Exercise goal:
Your task is to print all of the material verbatim.

[Recorded data]
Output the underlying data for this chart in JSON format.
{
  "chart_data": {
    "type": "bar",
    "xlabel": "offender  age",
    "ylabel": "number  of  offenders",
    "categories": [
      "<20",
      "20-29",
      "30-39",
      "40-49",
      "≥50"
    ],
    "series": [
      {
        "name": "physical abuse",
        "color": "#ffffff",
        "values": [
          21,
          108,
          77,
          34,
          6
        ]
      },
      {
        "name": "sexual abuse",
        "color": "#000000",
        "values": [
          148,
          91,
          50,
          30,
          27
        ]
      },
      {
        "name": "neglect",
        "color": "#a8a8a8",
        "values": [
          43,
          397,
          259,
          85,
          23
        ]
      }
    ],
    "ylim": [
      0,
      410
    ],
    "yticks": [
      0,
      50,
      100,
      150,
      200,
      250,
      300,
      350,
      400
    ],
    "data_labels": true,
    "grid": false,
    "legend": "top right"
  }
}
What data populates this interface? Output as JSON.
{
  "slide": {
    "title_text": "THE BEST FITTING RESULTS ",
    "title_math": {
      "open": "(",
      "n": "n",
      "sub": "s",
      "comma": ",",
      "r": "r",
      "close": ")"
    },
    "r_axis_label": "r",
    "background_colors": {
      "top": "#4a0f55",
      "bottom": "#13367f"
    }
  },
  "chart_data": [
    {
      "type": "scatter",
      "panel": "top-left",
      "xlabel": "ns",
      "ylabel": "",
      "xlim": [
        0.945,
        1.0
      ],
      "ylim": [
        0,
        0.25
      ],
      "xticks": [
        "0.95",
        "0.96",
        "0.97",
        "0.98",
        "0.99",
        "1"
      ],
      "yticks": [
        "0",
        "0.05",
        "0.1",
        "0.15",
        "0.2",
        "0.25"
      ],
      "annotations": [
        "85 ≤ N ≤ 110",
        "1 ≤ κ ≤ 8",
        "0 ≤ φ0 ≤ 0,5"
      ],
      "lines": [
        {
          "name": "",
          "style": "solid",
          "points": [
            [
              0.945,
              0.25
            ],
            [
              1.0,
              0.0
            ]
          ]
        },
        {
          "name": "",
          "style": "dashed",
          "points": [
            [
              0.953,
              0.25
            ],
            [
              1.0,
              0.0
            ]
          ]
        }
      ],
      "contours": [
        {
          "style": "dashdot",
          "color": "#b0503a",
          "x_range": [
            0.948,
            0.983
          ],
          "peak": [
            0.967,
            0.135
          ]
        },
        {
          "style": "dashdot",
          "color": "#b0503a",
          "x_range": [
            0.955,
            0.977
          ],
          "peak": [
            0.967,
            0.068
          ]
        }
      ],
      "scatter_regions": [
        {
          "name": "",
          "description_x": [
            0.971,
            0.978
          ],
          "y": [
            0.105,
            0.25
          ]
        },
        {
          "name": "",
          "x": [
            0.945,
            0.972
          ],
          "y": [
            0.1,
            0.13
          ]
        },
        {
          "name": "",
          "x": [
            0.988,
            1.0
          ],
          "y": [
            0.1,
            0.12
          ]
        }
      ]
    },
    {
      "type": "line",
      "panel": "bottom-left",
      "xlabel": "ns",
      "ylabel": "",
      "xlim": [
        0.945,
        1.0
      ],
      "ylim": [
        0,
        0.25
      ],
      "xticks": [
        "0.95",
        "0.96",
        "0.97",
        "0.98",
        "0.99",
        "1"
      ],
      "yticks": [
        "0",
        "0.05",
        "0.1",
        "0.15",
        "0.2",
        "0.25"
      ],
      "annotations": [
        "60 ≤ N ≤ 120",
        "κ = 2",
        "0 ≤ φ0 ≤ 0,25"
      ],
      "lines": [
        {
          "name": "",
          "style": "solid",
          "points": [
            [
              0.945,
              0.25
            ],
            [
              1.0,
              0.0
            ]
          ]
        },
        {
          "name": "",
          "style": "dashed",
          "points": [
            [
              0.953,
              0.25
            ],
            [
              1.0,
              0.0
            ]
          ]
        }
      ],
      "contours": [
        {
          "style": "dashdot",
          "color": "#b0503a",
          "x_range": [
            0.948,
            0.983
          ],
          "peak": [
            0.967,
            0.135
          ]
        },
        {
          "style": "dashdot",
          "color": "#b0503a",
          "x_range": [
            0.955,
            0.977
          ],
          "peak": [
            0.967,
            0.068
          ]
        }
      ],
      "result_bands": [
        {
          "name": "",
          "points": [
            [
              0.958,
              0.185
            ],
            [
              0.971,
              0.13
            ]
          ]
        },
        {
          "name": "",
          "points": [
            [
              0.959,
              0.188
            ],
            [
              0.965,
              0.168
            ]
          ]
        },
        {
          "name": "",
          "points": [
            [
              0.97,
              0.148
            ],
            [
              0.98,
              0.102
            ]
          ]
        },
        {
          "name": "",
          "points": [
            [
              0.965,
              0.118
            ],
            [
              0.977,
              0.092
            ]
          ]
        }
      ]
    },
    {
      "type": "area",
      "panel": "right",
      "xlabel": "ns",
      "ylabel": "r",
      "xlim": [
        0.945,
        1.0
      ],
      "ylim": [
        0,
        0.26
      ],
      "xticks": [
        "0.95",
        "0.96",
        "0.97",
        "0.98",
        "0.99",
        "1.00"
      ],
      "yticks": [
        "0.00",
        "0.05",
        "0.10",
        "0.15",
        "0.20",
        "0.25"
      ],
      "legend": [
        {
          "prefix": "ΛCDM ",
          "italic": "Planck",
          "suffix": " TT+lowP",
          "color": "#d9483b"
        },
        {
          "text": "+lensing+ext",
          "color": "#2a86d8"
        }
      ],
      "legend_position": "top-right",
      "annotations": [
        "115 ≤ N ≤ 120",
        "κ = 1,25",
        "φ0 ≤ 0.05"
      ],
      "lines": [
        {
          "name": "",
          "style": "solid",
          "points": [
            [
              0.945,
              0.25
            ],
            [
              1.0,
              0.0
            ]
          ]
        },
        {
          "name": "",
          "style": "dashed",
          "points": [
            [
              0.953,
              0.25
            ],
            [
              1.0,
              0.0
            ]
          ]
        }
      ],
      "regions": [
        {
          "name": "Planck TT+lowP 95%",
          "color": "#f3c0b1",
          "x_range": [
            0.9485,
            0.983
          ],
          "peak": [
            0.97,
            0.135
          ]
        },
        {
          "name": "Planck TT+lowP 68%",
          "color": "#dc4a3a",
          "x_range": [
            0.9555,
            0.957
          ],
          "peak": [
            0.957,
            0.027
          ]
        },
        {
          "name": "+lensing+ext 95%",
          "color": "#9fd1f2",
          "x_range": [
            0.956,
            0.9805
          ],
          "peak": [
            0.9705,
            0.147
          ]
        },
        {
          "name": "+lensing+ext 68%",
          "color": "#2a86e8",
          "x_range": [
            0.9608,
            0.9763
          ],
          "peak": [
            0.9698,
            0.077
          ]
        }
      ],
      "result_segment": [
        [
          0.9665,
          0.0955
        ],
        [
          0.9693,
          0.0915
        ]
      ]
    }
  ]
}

Worked answer:
Output the underlying data for this chart in JSON format.
{
  "chart_data": {
    "type": "bar",
    "xlabel": "offender  age",
    "ylabel": "number  of  offenders",
    "categories": [
      "<20",
      "20-29",
      "30-39",
      "40-49",
      "≥50"
    ],
    "series": [
      {
        "name": "physical abuse",
        "color": "#ffffff",
        "values": [
          21,
          108,
          77,
          34,
          6
        ]
      },
      {
        "name": "sexual abuse",
        "color": "#000000",
        "values": [
          148,
          91,
          50,
          30,
          27
        ]
      },
      {
        "name": "neglect",
        "color": "#a8a8a8",
        "values": [
          43,
          397,
          259,
          85,
          23
        ]
      }
    ],
    "ylim": [
      0,
      410
    ],
    "yticks": [
      0,
      50,
      100,
      150,
      200,
      250,
      300,
      350,
      400
    ],
    "data_labels": true,
    "grid": false,
    "legend": "top right"
  }
}
What data populates this interface? Output as JSON.
{
  "slide": {
    "title_text": "THE BEST FITTING RESULTS ",
    "title_math": {
      "open": "(",
      "n": "n",
      "sub": "s",
      "comma": ",",
      "r": "r",
      "close": ")"
    },
    "r_axis_label": "r",
    "background_colors": {
      "top": "#4a0f55",
      "bottom": "#13367f"
    }
  },
  "chart_data": [
    {
      "type": "scatter",
      "panel": "top-left",
      "xlabel": "ns",
      "ylabel": "",
      "xlim": [
        0.945,
        1.0
      ],
      "ylim": [
        0,
        0.25
      ],
      "xticks": [
        "0.95",
        "0.96",
        "0.97",
        "0.98",
        "0.99",
        "1"
      ],
      "yticks": [
        "0",
        "0.05",
        "0.1",
        "0.15",
        "0.2",
        "0.25"
      ],
      "annotations": [
        "85 ≤ N ≤ 110",
        "1 ≤ κ ≤ 8",
        "0 ≤ φ0 ≤ 0,5"
      ],
      "lines": [
        {
          "name": "",
          "style": "solid",
          "points": [
            [
              0.945,
              0.25
            ],
            [
              1.0,
              0.0
            ]
          ]
        },
        {
          "name": "",
          "style": "dashed",
          "points": [
            [
              0.953,
              0.25
            ],
            [
              1.0,
              0.0
            ]
          ]
        }
      ],
      "contours": [
        {
          "style": "dashdot",
          "color": "#b0503a",
          "x_range": [
            0.948,
            0.983
          ],
          "peak": [
            0.967,
            0.135
          ]
        },
        {
          "style": "dashdot",
          "color": "#b0503a",
          "x_range": [
            0.955,
            0.977
          ],
          "peak": [
            0.967,
            0.068
          ]
        }
      ],
      "scatter_regions": [
        {
          "name": "",
          "description_x": [
            0.971,
            0.978
          ],
          "y": [
            0.105,
            0.25
          ]
        },
        {
          "name": "",
          "x": [
            0.945,
            0.972
          ],
          "y": [
            0.1,
            0.13
          ]
        },
        {
          "name": "",
          "x": [
            0.988,
            1.0
          ],
          "y": [
            0.1,
            0.12
          ]
        }
      ]
    },
    {
      "type": "line",
      "panel": "bottom-left",
      "xlabel": "ns",
      "ylabel": "",
      "xlim": [
        0.945,
        1.0
      ],
      "ylim": [
        0,
        0.25
      ],
      "xticks": [
        "0.95",
        "0.96",
        "0.97",
        "0.98",
        "0.99",
        "1"
      ],
      "yticks": [
        "0",
        "0.05",
        "0.1",
        "0.15",
        "0.2",
        "0.25"
      ],
      "annotations": [
        "60 ≤ N ≤ 120",
        "κ = 2",
        "0 ≤ φ0 ≤ 0,25"
      ],
      "lines": [
        {
          "name": "",
          "style": "solid",
          "points": [
            [
              0.945,
              0.25
            ],
            [
              1.0,
              0.0
            ]
          ]
        },
        {
          "name": "",
          "style": "dashed",
          "points": [
            [
              0.953,
              0.25
            ],
            [
              1.0,
              0.0
            ]
          ]
        }
      ],
      "contours": [
        {
          "style": "dashdot",
          "color": "#b0503a",
          "x_range": [
            0.948,
            0.983
          ],
          "peak": [
            0.967,
            0.135
          ]
        },
        {
          "style": "dashdot",
          "color": "#b0503a",
          "x_range": [
            0.955,
            0.977
          ],
          "peak": [
            0.967,
            0.068
          ]
        }
      ],
      "result_bands": [
        {
          "name": "",
          "points": [
            [
              0.958,
              0.185
            ],
            [
              0.971,
              0.13
            ]
          ]
        },
        {
          "name": "",
          "points": [
            [
              0.959,
              0.188
            ],
            [
              0.965,
              0.168
            ]
          ]
        },
        {
          "name": "",
          "points": [
            [
              0.97,
              0.148
            ],
            [
              0.98,
              0.102
            ]
          ]
        },
        {
          "name": "",
          "points": [
            [
              0.965,
              0.118
            ],
            [
              0.977,
              0.092
            ]
          ]
        }
      ]
    },
    {
      "type": "area",
      "panel": "right",
      "xlabel": "ns",
      "ylabel": "r",
      "xlim": [
        0.945,
        1.0
      ],
      "ylim": [
        0,
        0.26
      ],
      "xticks": [
        "0.95",
        "0.96",
        "0.97",
        "0.98",
        "0.99",
        "1.00"
      ],
      "yticks": [
        "0.00",
        "0.05",
        "0.10",
        "0.15",
        "0.20",
        "0.25"
      ],
      "legend": [
        {
          "prefix": "ΛCDM ",
          "italic": "Planck",
          "suffix": " TT+lowP",
          "color": "#d9483b"
        },
        {
          "text": "+lensing+ext",
          "color": "#2a86d8"
        }
      ],
      "legend_position": "top-right",
      "annotations": [
        "115 ≤ N ≤ 120",
        "κ = 1,25",
        "φ0 ≤ 0.05"
      ],
      "lines": [
        {
          "name": "",
          "style": "solid",
          "points": [
            [
              0.945,
              0.25
            ],
            [
              1.0,
              0.0
            ]
          ]
        },
        {
          "name": "",
          "style": "dashed",
          "points": [
            [
              0.953,
              0.25
            ],
            [
              1.0,
              0.0
            ]
          ]
        }
      ],
      "regions": [
        {
          "name": "Planck TT+lowP 95%",
          "color": "#f3c0b1",
          "x_range": [
            0.9485,
            0.983
          ],
          "peak": [
            0.97,
            0.135
          ]
        },
        {
          "name": "Planck TT+lowP 68%",
          "color": "#dc4a3a",
          "x_range": [
            0.9555,
            0.957
          ],
          "peak": [
            0.957,
            0.027
          ]
        },
        {
          "name": "+lensing+ext 95%",
          "color": "#9fd1f2",
          "x_range": [
            0.956,
            0.9805
          ],
          "peak": [
            0.9705,
            0.147
          ]
        },
        {
          "name": "+lensing+ext 68%",
          "color": "#2a86e8",
          "x_range": [
            0.9608,
            0.9763
          ],
          "peak": [
            0.9698,
            0.077
          ]
        }
      ],
      "result_segment": [
        [
          0.9665,
          0.0955
        ],
        [
          0.9693,
          0.0915
        ]
      ]
    }
  ]
}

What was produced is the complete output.